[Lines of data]
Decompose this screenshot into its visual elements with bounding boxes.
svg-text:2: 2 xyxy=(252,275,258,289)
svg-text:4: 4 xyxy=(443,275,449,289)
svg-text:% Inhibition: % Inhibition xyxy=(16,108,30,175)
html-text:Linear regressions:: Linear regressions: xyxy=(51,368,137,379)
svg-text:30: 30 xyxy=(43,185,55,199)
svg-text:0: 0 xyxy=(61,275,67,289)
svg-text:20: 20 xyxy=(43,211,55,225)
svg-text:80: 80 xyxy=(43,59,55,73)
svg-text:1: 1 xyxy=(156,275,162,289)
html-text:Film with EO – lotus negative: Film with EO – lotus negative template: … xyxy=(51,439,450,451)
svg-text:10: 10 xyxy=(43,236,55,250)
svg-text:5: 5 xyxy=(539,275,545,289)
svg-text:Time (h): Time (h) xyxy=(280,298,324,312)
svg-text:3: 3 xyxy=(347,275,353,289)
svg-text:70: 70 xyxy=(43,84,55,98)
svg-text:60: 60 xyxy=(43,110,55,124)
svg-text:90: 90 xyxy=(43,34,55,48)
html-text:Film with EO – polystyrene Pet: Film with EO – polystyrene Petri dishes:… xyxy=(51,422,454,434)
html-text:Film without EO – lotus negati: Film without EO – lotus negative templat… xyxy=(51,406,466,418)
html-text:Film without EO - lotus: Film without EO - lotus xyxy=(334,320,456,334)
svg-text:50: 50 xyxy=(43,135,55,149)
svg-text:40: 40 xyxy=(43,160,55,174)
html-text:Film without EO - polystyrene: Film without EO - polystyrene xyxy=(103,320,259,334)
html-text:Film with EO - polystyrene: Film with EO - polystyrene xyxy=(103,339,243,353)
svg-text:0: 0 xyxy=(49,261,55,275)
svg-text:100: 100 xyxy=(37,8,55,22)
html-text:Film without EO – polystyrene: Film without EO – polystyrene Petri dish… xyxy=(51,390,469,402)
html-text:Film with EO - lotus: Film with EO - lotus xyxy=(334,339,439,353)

# [EXERCISE DETAILS]
Please retype every line of the material above without any changes.

# [TASK SOLUTION]
Decompose this screenshot into its visual elements with bounding boxes.
svg-text:2: 2 xyxy=(252,275,258,289)
svg-text:4: 4 xyxy=(443,275,449,289)
svg-text:% Inhibition: % Inhibition xyxy=(16,108,30,175)
html-text:Linear regressions:: Linear regressions: xyxy=(51,368,137,379)
svg-text:30: 30 xyxy=(43,185,55,199)
svg-text:0: 0 xyxy=(61,275,67,289)
svg-text:20: 20 xyxy=(43,211,55,225)
svg-text:80: 80 xyxy=(43,59,55,73)
svg-text:1: 1 xyxy=(156,275,162,289)
html-text:Film with EO – lotus negative: Film with EO – lotus negative template: … xyxy=(51,439,450,451)
svg-text:10: 10 xyxy=(43,236,55,250)
svg-text:5: 5 xyxy=(539,275,545,289)
svg-text:Time (h): Time (h) xyxy=(280,298,324,312)
svg-text:3: 3 xyxy=(347,275,353,289)
svg-text:70: 70 xyxy=(43,84,55,98)
svg-text:60: 60 xyxy=(43,110,55,124)
svg-text:90: 90 xyxy=(43,34,55,48)
html-text:Film with EO – polystyrene Pet: Film with EO – polystyrene Petri dishes:… xyxy=(51,422,454,434)
html-text:Film without EO – lotus negati: Film without EO – lotus negative templat… xyxy=(51,406,466,418)
html-text:Film without EO - lotus: Film without EO - lotus xyxy=(334,320,456,334)
svg-text:50: 50 xyxy=(43,135,55,149)
svg-text:40: 40 xyxy=(43,160,55,174)
html-text:Film without EO - polystyrene: Film without EO - polystyrene xyxy=(103,320,259,334)
html-text:Film with EO - polystyrene: Film with EO - polystyrene xyxy=(103,339,243,353)
svg-text:0: 0 xyxy=(49,261,55,275)
svg-text:100: 100 xyxy=(37,8,55,22)
html-text:Film without EO – polystyrene: Film without EO – polystyrene Petri dish… xyxy=(51,390,469,402)
html-text:Film with EO - lotus: Film with EO - lotus xyxy=(334,339,439,353)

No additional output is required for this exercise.